**Information provided**

***

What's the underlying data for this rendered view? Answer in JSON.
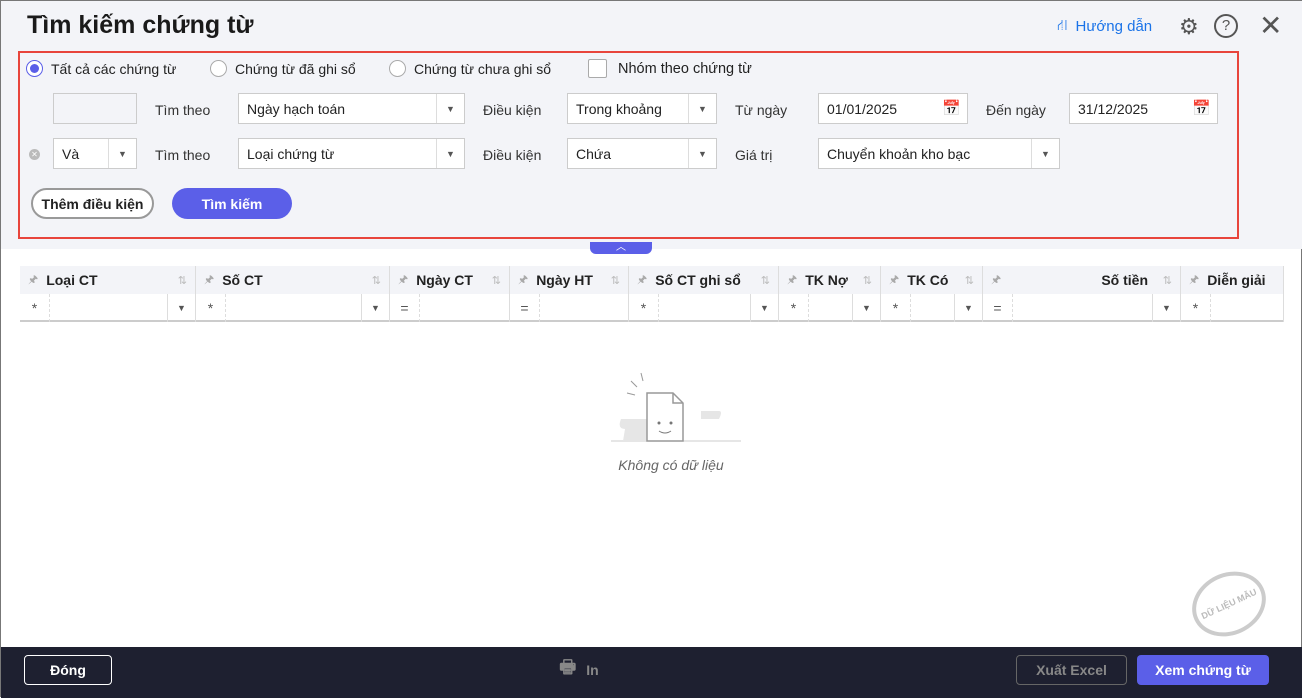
{
  "title": "Tìm kiếm chứng từ",
  "header": {
    "guide": "Hướng dẫn"
  },
  "filters": {
    "radios": [
      "Tất cả các chứng từ",
      "Chứng từ đã ghi sổ",
      "Chứng từ chưa ghi sổ"
    ],
    "selected_radio": 0,
    "group_checkbox": "Nhóm theo chứng từ",
    "row1": {
      "search_by_label": "Tìm theo",
      "search_by": "Ngày hạch toán",
      "cond_label": "Điều kiện",
      "cond": "Trong khoảng",
      "from_label": "Từ ngày",
      "from": "01/01/2025",
      "to_label": "Đến ngày",
      "to": "31/12/2025"
    },
    "row2": {
      "logic": "Và",
      "search_by_label": "Tìm theo",
      "search_by": "Loại chứng từ",
      "cond_label": "Điều kiện",
      "cond": "Chứa",
      "value_label": "Giá trị",
      "value": "Chuyển khoản kho bạc"
    },
    "add_condition": "Thêm điều kiện",
    "search": "Tìm kiếm"
  },
  "grid": {
    "columns": [
      "Loại CT",
      "Số CT",
      "Ngày CT",
      "Ngày HT",
      "Số CT ghi sổ",
      "TK Nợ",
      "TK Có",
      "Số tiền",
      "Diễn giải"
    ],
    "filter_ops": [
      "*",
      "*",
      "=",
      "=",
      "*",
      "*",
      "*",
      "=",
      "*"
    ],
    "empty": "Không có dữ liệu"
  },
  "watermark": "DỮ LIỆU MẪU",
  "footer": {
    "close": "Đóng",
    "print": "In",
    "export": "Xuất Excel",
    "view": "Xem chứng từ"
  },
  "colors": {
    "accent": "#5b5fe8",
    "highlight": "#e8453c",
    "footer": "#1e2030"
  }
}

***

**Exercise instructions**
Reproduce the material in full, word for word, and omit the pictures.

**Result below**
What's the underlying data for this rendered view? Answer in JSON.
{
  "title": "Tìm kiếm chứng từ",
  "header": {
    "guide": "Hướng dẫn"
  },
  "filters": {
    "radios": [
      "Tất cả các chứng từ",
      "Chứng từ đã ghi sổ",
      "Chứng từ chưa ghi sổ"
    ],
    "selected_radio": 0,
    "group_checkbox": "Nhóm theo chứng từ",
    "row1": {
      "search_by_label": "Tìm theo",
      "search_by": "Ngày hạch toán",
      "cond_label": "Điều kiện",
      "cond": "Trong khoảng",
      "from_label": "Từ ngày",
      "from": "01/01/2025",
      "to_label": "Đến ngày",
      "to": "31/12/2025"
    },
    "row2": {
      "logic": "Và",
      "search_by_label": "Tìm theo",
      "search_by": "Loại chứng từ",
      "cond_label": "Điều kiện",
      "cond": "Chứa",
      "value_label": "Giá trị",
      "value": "Chuyển khoản kho bạc"
    },
    "add_condition": "Thêm điều kiện",
    "search": "Tìm kiếm"
  },
  "grid": {
    "columns": [
      "Loại CT",
      "Số CT",
      "Ngày CT",
      "Ngày HT",
      "Số CT ghi sổ",
      "TK Nợ",
      "TK Có",
      "Số tiền",
      "Diễn giải"
    ],
    "filter_ops": [
      "*",
      "*",
      "=",
      "=",
      "*",
      "*",
      "*",
      "=",
      "*"
    ],
    "empty": "Không có dữ liệu"
  },
  "watermark": "DỮ LIỆU MẪU",
  "footer": {
    "close": "Đóng",
    "print": "In",
    "export": "Xuất Excel",
    "view": "Xem chứng từ"
  },
  "colors": {
    "accent": "#5b5fe8",
    "highlight": "#e8453c",
    "footer": "#1e2030"
  }
}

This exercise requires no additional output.